→ Description of the task
Tally every line featuring "Monday", then give that tally alone.
--------------------------------------------------
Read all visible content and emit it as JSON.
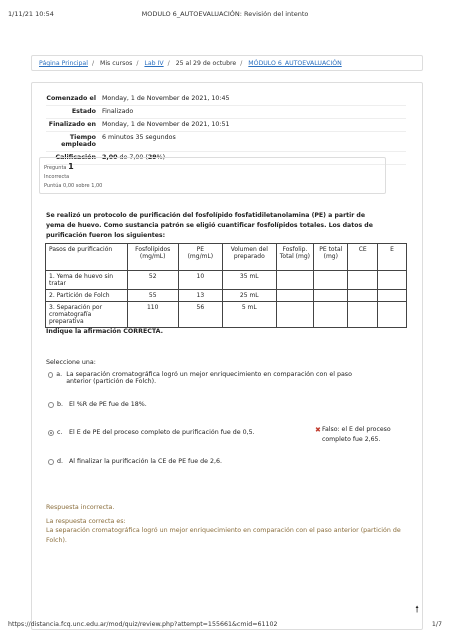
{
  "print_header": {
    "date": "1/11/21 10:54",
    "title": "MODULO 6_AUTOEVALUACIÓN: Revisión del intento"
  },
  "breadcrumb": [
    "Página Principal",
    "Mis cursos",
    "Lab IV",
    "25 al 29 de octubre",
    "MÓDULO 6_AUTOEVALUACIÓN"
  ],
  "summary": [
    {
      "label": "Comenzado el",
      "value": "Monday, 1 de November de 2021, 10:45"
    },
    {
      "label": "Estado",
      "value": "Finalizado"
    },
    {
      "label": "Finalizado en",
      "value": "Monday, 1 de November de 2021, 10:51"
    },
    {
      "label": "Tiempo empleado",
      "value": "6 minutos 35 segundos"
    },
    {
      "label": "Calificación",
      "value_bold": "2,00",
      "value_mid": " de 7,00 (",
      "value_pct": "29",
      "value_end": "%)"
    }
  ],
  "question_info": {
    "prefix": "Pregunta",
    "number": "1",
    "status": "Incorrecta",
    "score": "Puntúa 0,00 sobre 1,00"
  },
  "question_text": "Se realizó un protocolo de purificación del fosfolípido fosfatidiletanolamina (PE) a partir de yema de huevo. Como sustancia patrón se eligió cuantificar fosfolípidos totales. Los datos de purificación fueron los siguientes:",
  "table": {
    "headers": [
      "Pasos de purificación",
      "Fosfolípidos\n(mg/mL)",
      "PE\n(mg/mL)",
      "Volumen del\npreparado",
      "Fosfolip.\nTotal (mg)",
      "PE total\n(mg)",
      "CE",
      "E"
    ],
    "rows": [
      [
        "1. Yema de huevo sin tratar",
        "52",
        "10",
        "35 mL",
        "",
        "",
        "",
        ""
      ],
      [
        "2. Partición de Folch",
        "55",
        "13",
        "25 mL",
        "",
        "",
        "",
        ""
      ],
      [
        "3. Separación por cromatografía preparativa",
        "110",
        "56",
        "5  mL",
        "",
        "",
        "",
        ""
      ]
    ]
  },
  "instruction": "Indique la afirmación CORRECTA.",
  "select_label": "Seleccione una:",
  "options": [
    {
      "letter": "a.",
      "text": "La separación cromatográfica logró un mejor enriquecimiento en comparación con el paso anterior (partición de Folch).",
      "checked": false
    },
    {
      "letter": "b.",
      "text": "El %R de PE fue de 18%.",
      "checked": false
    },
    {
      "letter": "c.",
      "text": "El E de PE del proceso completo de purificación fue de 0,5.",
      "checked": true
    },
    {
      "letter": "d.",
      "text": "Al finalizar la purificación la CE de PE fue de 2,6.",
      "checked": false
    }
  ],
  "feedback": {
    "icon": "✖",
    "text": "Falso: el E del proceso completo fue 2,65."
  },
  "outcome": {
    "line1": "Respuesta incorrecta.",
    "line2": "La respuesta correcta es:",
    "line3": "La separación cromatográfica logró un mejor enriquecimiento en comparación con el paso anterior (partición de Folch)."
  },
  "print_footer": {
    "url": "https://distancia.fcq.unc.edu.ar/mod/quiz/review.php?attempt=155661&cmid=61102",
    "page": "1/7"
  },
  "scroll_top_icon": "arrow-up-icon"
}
--------------------------------------------------
→ Right answer
2